**WRITTEN TASK**
Without altering anything, output the material below.

(Collection entries)
--- Begin ---

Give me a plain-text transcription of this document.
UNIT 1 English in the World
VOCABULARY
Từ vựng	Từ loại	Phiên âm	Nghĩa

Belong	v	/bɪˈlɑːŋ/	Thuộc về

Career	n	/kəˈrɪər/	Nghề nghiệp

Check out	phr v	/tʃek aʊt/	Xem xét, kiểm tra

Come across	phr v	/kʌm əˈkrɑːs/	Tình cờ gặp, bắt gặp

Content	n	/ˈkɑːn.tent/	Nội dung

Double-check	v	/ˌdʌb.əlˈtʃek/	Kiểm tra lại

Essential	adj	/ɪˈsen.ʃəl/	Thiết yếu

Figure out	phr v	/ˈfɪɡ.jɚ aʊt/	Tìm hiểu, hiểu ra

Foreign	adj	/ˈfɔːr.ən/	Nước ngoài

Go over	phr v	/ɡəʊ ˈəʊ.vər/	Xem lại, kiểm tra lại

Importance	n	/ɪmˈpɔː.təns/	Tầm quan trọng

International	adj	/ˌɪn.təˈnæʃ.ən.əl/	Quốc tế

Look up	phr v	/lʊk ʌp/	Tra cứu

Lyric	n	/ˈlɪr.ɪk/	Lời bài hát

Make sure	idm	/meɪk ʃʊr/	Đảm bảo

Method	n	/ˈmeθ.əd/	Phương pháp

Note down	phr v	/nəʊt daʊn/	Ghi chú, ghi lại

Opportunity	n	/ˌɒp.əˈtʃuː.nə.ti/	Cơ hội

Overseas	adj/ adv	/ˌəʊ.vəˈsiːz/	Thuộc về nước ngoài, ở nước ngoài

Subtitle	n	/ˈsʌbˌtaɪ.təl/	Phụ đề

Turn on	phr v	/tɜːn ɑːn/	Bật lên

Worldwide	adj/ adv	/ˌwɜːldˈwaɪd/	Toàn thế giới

--- End ---

**SOLUTION BELOW**
Give me a plain-text transcription of this document.
UNIT 1 English in the World
VOCABULARY
Từ vựng	Từ loại	Phiên âm	Nghĩa

Belong	v	/bɪˈlɑːŋ/	Thuộc về

Career	n	/kəˈrɪər/	Nghề nghiệp

Check out	phr v	/tʃek aʊt/	Xem xét, kiểm tra

Come across	phr v	/kʌm əˈkrɑːs/	Tình cờ gặp, bắt gặp

Content	n	/ˈkɑːn.tent/	Nội dung

Double-check	v	/ˌdʌb.əlˈtʃek/	Kiểm tra lại

Essential	adj	/ɪˈsen.ʃəl/	Thiết yếu

Figure out	phr v	/ˈfɪɡ.jɚ aʊt/	Tìm hiểu, hiểu ra

Foreign	adj	/ˈfɔːr.ən/	Nước ngoài

Go over	phr v	/ɡəʊ ˈəʊ.vər/	Xem lại, kiểm tra lại

Importance	n	/ɪmˈpɔː.təns/	Tầm quan trọng

International	adj	/ˌɪn.təˈnæʃ.ən.əl/	Quốc tế

Look up	phr v	/lʊk ʌp/	Tra cứu

Lyric	n	/ˈlɪr.ɪk/	Lời bài hát

Make sure	idm	/meɪk ʃʊr/	Đảm bảo

Method	n	/ˈmeθ.əd/	Phương pháp

Note down	phr v	/nəʊt daʊn/	Ghi chú, ghi lại

Opportunity	n	/ˌɒp.əˈtʃuː.nə.ti/	Cơ hội

Overseas	adj/ adv	/ˌəʊ.vəˈsiːz/	Thuộc về nước ngoài, ở nước ngoài

Subtitle	n	/ˈsʌbˌtaɪ.təl/	Phụ đề

Turn on	phr v	/tɜːn ɑːn/	Bật lên

Worldwide	adj/ adv	/ˌwɜːldˈwaɪd/	Toàn thế giới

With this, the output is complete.